▶ _The task_
Retype all the records with nothing changed.

Records from a dataset:
┌──

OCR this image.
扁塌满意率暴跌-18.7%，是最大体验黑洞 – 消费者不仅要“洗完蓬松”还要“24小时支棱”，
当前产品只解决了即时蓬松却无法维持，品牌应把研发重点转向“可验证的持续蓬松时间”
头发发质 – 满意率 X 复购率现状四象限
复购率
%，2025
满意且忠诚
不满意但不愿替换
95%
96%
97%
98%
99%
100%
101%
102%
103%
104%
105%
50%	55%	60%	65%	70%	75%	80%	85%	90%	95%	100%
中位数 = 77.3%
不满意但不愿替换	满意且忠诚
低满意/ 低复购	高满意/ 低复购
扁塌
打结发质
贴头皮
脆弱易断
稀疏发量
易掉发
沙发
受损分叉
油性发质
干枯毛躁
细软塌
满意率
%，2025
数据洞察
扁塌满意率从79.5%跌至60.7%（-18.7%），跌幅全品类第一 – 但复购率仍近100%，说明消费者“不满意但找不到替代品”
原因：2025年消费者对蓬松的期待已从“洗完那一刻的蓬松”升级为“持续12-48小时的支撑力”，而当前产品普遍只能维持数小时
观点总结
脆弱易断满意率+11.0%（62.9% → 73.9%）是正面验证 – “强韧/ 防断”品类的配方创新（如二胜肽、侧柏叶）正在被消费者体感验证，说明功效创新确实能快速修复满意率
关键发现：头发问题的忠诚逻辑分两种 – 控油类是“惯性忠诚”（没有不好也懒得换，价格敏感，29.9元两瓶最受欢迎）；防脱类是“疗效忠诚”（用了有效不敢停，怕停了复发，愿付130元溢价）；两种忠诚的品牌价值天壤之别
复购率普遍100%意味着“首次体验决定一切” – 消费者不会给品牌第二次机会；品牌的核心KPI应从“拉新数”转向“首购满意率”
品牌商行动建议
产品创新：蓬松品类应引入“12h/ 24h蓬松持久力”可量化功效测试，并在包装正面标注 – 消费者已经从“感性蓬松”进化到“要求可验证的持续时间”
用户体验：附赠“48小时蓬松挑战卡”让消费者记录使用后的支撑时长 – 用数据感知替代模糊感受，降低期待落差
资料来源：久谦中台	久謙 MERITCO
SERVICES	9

└──

▶ _Result for this task_
OCR this image.
扁塌满意率暴跌-18.7%，是最大体验黑洞 – 消费者不仅要“洗完蓬松”还要“24小时支棱”，
当前产品只解决了即时蓬松却无法维持，品牌应把研发重点转向“可验证的持续蓬松时间”
头发发质 – 满意率 X 复购率现状四象限
复购率
%，2025
满意且忠诚
不满意但不愿替换
95%
96%
97%
98%
99%
100%
101%
102%
103%
104%
105%
50%	55%	60%	65%	70%	75%	80%	85%	90%	95%	100%
中位数 = 77.3%
不满意但不愿替换	满意且忠诚
低满意/ 低复购	高满意/ 低复购
扁塌
打结发质
贴头皮
脆弱易断
稀疏发量
易掉发
沙发
受损分叉
油性发质
干枯毛躁
细软塌
满意率
%，2025
数据洞察
扁塌满意率从79.5%跌至60.7%（-18.7%），跌幅全品类第一 – 但复购率仍近100%，说明消费者“不满意但找不到替代品”
原因：2025年消费者对蓬松的期待已从“洗完那一刻的蓬松”升级为“持续12-48小时的支撑力”，而当前产品普遍只能维持数小时
观点总结
脆弱易断满意率+11.0%（62.9% → 73.9%）是正面验证 – “强韧/ 防断”品类的配方创新（如二胜肽、侧柏叶）正在被消费者体感验证，说明功效创新确实能快速修复满意率
关键发现：头发问题的忠诚逻辑分两种 – 控油类是“惯性忠诚”（没有不好也懒得换，价格敏感，29.9元两瓶最受欢迎）；防脱类是“疗效忠诚”（用了有效不敢停，怕停了复发，愿付130元溢价）；两种忠诚的品牌价值天壤之别
复购率普遍100%意味着“首次体验决定一切” – 消费者不会给品牌第二次机会；品牌的核心KPI应从“拉新数”转向“首购满意率”
品牌商行动建议
产品创新：蓬松品类应引入“12h/ 24h蓬松持久力”可量化功效测试，并在包装正面标注 – 消费者已经从“感性蓬松”进化到“要求可验证的持续时间”
用户体验：附赠“48小时蓬松挑战卡”让消费者记录使用后的支撑时长 – 用数据感知替代模糊感受，降低期待落差
资料来源：久谦中台	久謙 MERITCO
SERVICES	9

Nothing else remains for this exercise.